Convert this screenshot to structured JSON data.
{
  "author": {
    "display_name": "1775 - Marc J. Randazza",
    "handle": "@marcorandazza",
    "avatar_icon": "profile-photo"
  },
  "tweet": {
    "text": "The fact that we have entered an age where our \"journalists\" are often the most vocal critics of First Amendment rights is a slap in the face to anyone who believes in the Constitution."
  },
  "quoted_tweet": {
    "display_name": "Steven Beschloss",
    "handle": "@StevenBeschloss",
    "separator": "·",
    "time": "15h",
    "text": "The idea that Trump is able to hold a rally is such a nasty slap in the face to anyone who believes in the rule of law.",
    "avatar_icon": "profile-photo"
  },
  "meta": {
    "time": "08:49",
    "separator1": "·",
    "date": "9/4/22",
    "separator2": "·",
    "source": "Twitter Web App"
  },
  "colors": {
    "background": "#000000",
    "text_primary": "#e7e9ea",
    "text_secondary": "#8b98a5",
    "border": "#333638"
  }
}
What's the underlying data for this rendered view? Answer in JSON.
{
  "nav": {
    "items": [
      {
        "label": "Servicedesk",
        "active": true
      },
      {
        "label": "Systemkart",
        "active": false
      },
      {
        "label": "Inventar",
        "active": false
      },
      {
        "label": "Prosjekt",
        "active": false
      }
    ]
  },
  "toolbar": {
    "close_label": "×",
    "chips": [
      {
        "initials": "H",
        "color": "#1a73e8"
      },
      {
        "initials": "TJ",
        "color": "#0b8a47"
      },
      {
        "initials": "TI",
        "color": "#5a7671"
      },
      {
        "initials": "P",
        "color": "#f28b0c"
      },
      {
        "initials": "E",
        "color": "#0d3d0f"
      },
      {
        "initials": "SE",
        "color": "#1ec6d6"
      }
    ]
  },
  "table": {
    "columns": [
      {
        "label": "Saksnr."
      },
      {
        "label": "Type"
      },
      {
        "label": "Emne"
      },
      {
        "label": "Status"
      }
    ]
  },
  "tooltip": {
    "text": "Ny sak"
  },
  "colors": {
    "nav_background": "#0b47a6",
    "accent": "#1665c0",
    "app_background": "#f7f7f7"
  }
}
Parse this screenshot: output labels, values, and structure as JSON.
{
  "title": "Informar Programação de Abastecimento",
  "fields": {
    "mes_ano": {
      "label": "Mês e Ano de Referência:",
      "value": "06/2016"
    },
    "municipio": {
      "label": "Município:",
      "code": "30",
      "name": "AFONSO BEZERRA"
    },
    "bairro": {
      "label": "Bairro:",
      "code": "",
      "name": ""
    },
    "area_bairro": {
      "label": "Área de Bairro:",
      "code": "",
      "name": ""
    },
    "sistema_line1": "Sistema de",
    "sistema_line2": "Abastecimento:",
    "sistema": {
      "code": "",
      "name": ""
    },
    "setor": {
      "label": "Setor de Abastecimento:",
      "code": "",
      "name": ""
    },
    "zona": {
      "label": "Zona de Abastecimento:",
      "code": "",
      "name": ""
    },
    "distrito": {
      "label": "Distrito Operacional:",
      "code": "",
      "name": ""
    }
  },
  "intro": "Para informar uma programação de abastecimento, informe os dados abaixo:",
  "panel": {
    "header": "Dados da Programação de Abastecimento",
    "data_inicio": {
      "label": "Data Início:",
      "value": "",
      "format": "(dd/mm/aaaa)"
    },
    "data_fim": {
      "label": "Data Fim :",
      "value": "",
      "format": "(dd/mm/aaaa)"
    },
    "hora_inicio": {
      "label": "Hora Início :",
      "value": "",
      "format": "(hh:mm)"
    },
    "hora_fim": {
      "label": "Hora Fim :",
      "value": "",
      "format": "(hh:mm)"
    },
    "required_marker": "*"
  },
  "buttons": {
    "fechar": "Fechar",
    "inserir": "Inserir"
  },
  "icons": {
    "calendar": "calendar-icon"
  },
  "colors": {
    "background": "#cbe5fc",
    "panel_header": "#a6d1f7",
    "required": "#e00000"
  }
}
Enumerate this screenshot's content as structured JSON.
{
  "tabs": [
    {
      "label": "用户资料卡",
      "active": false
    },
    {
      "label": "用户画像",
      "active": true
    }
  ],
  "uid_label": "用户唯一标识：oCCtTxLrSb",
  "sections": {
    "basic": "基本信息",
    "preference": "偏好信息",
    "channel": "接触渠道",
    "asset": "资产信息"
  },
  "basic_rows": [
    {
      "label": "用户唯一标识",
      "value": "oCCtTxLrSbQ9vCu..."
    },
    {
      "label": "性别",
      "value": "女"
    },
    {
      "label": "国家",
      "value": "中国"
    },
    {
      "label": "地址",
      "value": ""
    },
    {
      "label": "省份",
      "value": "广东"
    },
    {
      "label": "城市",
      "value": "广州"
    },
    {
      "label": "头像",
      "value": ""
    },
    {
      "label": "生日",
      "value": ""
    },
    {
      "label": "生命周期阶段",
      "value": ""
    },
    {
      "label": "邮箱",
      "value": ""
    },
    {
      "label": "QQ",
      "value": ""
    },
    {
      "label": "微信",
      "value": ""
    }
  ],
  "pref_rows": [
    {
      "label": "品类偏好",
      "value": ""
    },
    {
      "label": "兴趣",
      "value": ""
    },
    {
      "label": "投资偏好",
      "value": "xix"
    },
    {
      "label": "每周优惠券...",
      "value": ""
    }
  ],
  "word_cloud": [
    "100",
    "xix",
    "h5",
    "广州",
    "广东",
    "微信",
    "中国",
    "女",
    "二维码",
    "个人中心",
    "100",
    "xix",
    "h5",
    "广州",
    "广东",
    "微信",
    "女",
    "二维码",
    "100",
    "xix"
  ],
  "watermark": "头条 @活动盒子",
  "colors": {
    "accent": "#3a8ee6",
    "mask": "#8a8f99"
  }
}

------------------------

## What you should do
Count the lines in the entries that hold the word "Início", and give nothing but the total.

## Result of the task
2